## Written instruction
All the data should come back exactly as it was given.

## Supplied data
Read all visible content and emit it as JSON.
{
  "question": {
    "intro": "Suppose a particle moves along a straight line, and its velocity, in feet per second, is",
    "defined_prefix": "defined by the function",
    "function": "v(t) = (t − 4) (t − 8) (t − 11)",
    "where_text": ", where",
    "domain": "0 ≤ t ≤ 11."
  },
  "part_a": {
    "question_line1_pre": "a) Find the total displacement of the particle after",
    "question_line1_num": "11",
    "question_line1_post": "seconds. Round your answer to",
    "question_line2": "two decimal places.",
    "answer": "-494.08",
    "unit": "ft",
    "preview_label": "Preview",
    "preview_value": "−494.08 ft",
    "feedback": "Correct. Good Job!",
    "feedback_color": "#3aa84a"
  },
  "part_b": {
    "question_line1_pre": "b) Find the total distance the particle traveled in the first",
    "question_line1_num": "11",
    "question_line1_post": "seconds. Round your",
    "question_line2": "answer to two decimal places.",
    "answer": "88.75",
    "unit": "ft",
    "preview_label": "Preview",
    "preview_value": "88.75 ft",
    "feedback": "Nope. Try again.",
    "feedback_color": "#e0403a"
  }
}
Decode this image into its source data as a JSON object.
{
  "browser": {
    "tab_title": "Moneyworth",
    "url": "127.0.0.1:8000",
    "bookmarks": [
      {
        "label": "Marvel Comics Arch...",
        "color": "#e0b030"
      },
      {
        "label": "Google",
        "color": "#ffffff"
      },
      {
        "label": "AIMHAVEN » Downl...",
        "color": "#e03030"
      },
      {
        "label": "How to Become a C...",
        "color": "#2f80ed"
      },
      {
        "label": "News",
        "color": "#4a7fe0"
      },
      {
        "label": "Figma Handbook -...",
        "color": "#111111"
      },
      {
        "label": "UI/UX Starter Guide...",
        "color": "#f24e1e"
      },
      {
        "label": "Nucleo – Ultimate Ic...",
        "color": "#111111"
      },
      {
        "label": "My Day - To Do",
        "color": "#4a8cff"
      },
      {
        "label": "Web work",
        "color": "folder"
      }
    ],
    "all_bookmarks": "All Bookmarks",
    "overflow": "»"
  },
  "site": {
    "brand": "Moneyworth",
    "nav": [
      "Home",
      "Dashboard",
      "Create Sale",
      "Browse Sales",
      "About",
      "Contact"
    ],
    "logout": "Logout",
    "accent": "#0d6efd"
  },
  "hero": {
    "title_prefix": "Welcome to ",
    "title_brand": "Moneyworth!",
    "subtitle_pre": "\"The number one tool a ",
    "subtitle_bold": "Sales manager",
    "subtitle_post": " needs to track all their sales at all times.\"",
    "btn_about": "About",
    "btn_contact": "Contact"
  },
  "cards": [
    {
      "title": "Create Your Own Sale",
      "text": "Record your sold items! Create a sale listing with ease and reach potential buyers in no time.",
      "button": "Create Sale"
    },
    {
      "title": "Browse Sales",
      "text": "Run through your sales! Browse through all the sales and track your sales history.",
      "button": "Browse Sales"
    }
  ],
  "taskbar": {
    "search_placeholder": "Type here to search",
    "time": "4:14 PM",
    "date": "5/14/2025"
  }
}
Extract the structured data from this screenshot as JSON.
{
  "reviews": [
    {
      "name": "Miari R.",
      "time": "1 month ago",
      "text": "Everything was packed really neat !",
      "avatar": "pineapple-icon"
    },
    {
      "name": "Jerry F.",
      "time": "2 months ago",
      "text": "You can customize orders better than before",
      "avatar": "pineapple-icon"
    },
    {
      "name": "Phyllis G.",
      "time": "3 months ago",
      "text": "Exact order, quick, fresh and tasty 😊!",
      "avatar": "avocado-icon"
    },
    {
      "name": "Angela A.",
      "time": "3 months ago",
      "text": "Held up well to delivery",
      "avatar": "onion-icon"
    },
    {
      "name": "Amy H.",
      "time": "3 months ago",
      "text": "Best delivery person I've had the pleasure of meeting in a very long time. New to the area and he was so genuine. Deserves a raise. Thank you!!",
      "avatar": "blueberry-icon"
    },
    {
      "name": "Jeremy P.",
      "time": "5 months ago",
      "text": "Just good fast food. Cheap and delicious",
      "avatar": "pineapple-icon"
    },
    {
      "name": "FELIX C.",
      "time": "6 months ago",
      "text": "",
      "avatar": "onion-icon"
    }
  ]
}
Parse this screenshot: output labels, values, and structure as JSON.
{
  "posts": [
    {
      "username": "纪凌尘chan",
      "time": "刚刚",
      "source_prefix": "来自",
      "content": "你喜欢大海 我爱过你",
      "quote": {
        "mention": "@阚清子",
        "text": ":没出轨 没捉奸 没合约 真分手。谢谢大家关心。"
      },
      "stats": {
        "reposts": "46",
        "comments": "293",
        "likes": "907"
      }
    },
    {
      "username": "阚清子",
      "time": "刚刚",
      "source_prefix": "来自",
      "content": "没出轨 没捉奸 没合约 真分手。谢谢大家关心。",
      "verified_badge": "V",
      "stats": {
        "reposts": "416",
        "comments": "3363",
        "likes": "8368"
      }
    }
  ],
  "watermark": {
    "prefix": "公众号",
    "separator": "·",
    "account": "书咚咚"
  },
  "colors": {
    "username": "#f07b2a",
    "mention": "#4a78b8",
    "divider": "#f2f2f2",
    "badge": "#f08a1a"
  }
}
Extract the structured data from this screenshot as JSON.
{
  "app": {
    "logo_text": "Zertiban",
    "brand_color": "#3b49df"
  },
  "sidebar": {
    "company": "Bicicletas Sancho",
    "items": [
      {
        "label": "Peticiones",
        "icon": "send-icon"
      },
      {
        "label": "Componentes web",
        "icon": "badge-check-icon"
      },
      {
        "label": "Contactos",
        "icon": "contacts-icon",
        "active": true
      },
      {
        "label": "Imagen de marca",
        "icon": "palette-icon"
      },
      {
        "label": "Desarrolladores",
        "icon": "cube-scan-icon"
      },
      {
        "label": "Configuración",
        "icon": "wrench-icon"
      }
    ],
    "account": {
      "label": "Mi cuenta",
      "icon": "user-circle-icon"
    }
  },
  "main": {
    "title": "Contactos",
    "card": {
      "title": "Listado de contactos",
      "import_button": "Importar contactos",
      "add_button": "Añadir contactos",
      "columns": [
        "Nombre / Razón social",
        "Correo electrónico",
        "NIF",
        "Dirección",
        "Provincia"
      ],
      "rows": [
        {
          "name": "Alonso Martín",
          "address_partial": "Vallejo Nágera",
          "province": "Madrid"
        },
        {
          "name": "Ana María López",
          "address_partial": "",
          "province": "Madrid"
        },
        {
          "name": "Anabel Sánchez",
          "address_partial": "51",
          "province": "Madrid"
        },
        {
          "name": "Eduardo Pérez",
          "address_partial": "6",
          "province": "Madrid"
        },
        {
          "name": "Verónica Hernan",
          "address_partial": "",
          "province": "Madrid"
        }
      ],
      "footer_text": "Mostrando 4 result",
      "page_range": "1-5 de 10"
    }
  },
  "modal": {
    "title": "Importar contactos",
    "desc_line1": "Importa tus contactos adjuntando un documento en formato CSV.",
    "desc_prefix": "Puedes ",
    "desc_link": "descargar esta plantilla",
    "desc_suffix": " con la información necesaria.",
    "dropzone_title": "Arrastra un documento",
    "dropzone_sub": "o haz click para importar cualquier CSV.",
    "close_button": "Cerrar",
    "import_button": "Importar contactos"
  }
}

## Full answer
Read all visible content and emit it as JSON.
{
  "question": {
    "intro": "Suppose a particle moves along a straight line, and its velocity, in feet per second, is",
    "defined_prefix": "defined by the function",
    "function": "v(t) = (t − 4) (t − 8) (t − 11)",
    "where_text": ", where",
    "domain": "0 ≤ t ≤ 11."
  },
  "part_a": {
    "question_line1_pre": "a) Find the total displacement of the particle after",
    "question_line1_num": "11",
    "question_line1_post": "seconds. Round your answer to",
    "question_line2": "two decimal places.",
    "answer": "-494.08",
    "unit": "ft",
    "preview_label": "Preview",
    "preview_value": "−494.08 ft",
    "feedback": "Correct. Good Job!",
    "feedback_color": "#3aa84a"
  },
  "part_b": {
    "question_line1_pre": "b) Find the total distance the particle traveled in the first",
    "question_line1_num": "11",
    "question_line1_post": "seconds. Round your",
    "question_line2": "answer to two decimal places.",
    "answer": "88.75",
    "unit": "ft",
    "preview_label": "Preview",
    "preview_value": "88.75 ft",
    "feedback": "Nope. Try again.",
    "feedback_color": "#e0403a"
  }
}
Decode this image into its source data as a JSON object.
{
  "browser": {
    "tab_title": "Moneyworth",
    "url": "127.0.0.1:8000",
    "bookmarks": [
      {
        "label": "Marvel Comics Arch...",
        "color": "#e0b030"
      },
      {
        "label": "Google",
        "color": "#ffffff"
      },
      {
        "label": "AIMHAVEN » Downl...",
        "color": "#e03030"
      },
      {
        "label": "How to Become a C...",
        "color": "#2f80ed"
      },
      {
        "label": "News",
        "color": "#4a7fe0"
      },
      {
        "label": "Figma Handbook -...",
        "color": "#111111"
      },
      {
        "label": "UI/UX Starter Guide...",
        "color": "#f24e1e"
      },
      {
        "label": "Nucleo – Ultimate Ic...",
        "color": "#111111"
      },
      {
        "label": "My Day - To Do",
        "color": "#4a8cff"
      },
      {
        "label": "Web work",
        "color": "folder"
      }
    ],
    "all_bookmarks": "All Bookmarks",
    "overflow": "»"
  },
  "site": {
    "brand": "Moneyworth",
    "nav": [
      "Home",
      "Dashboard",
      "Create Sale",
      "Browse Sales",
      "About",
      "Contact"
    ],
    "logout": "Logout",
    "accent": "#0d6efd"
  },
  "hero": {
    "title_prefix": "Welcome to ",
    "title_brand": "Moneyworth!",
    "subtitle_pre": "\"The number one tool a ",
    "subtitle_bold": "Sales manager",
    "subtitle_post": " needs to track all their sales at all times.\"",
    "btn_about": "About",
    "btn_contact": "Contact"
  },
  "cards": [
    {
      "title": "Create Your Own Sale",
      "text": "Record your sold items! Create a sale listing with ease and reach potential buyers in no time.",
      "button": "Create Sale"
    },
    {
      "title": "Browse Sales",
      "text": "Run through your sales! Browse through all the sales and track your sales history.",
      "button": "Browse Sales"
    }
  ],
  "taskbar": {
    "search_placeholder": "Type here to search",
    "time": "4:14 PM",
    "date": "5/14/2025"
  }
}
Extract the structured data from this screenshot as JSON.
{
  "reviews": [
    {
      "name": "Miari R.",
      "time": "1 month ago",
      "text": "Everything was packed really neat !",
      "avatar": "pineapple-icon"
    },
    {
      "name": "Jerry F.",
      "time": "2 months ago",
      "text": "You can customize orders better than before",
      "avatar": "pineapple-icon"
    },
    {
      "name": "Phyllis G.",
      "time": "3 months ago",
      "text": "Exact order, quick, fresh and tasty 😊!",
      "avatar": "avocado-icon"
    },
    {
      "name": "Angela A.",
      "time": "3 months ago",
      "text": "Held up well to delivery",
      "avatar": "onion-icon"
    },
    {
      "name": "Amy H.",
      "time": "3 months ago",
      "text": "Best delivery person I've had the pleasure of meeting in a very long time. New to the area and he was so genuine. Deserves a raise. Thank you!!",
      "avatar": "blueberry-icon"
    },
    {
      "name": "Jeremy P.",
      "time": "5 months ago",
      "text": "Just good fast food. Cheap and delicious",
      "avatar": "pineapple-icon"
    },
    {
      "name": "FELIX C.",
      "time": "6 months ago",
      "text": "",
      "avatar": "onion-icon"
    }
  ]
}
Parse this screenshot: output labels, values, and structure as JSON.
{
  "posts": [
    {
      "username": "纪凌尘chan",
      "time": "刚刚",
      "source_prefix": "来自",
      "content": "你喜欢大海 我爱过你",
      "quote": {
        "mention": "@阚清子",
        "text": ":没出轨 没捉奸 没合约 真分手。谢谢大家关心。"
      },
      "stats": {
        "reposts": "46",
        "comments": "293",
        "likes": "907"
      }
    },
    {
      "username": "阚清子",
      "time": "刚刚",
      "source_prefix": "来自",
      "content": "没出轨 没捉奸 没合约 真分手。谢谢大家关心。",
      "verified_badge": "V",
      "stats": {
        "reposts": "416",
        "comments": "3363",
        "likes": "8368"
      }
    }
  ],
  "watermark": {
    "prefix": "公众号",
    "separator": "·",
    "account": "书咚咚"
  },
  "colors": {
    "username": "#f07b2a",
    "mention": "#4a78b8",
    "divider": "#f2f2f2",
    "badge": "#f08a1a"
  }
}
Extract the structured data from this screenshot as JSON.
{
  "app": {
    "logo_text": "Zertiban",
    "brand_color": "#3b49df"
  },
  "sidebar": {
    "company": "Bicicletas Sancho",
    "items": [
      {
        "label": "Peticiones",
        "icon": "send-icon"
      },
      {
        "label": "Componentes web",
        "icon": "badge-check-icon"
      },
      {
        "label": "Contactos",
        "icon": "contacts-icon",
        "active": true
      },
      {
        "label": "Imagen de marca",
        "icon": "palette-icon"
      },
      {
        "label": "Desarrolladores",
        "icon": "cube-scan-icon"
      },
      {
        "label": "Configuración",
        "icon": "wrench-icon"
      }
    ],
    "account": {
      "label": "Mi cuenta",
      "icon": "user-circle-icon"
    }
  },
  "main": {
    "title": "Contactos",
    "card": {
      "title": "Listado de contactos",
      "import_button": "Importar contactos",
      "add_button": "Añadir contactos",
      "columns": [
        "Nombre / Razón social",
        "Correo electrónico",
        "NIF",
        "Dirección",
        "Provincia"
      ],
      "rows": [
        {
          "name": "Alonso Martín",
          "address_partial": "Vallejo Nágera",
          "province": "Madrid"
        },
        {
          "name": "Ana María López",
          "address_partial": "",
          "province": "Madrid"
        },
        {
          "name": "Anabel Sánchez",
          "address_partial": "51",
          "province": "Madrid"
        },
        {
          "name": "Eduardo Pérez",
          "address_partial": "6",
          "province": "Madrid"
        },
        {
          "name": "Verónica Hernan",
          "address_partial": "",
          "province": "Madrid"
        }
      ],
      "footer_text": "Mostrando 4 result",
      "page_range": "1-5 de 10"
    }
  },
  "modal": {
    "title": "Importar contactos",
    "desc_line1": "Importa tus contactos adjuntando un documento en formato CSV.",
    "desc_prefix": "Puedes ",
    "desc_link": "descargar esta plantilla",
    "desc_suffix": " con la información necesaria.",
    "dropzone_title": "Arrastra un documento",
    "dropzone_sub": "o haz click para importar cualquier CSV.",
    "close_button": "Cerrar",
    "import_button": "Importar contactos"
  }
}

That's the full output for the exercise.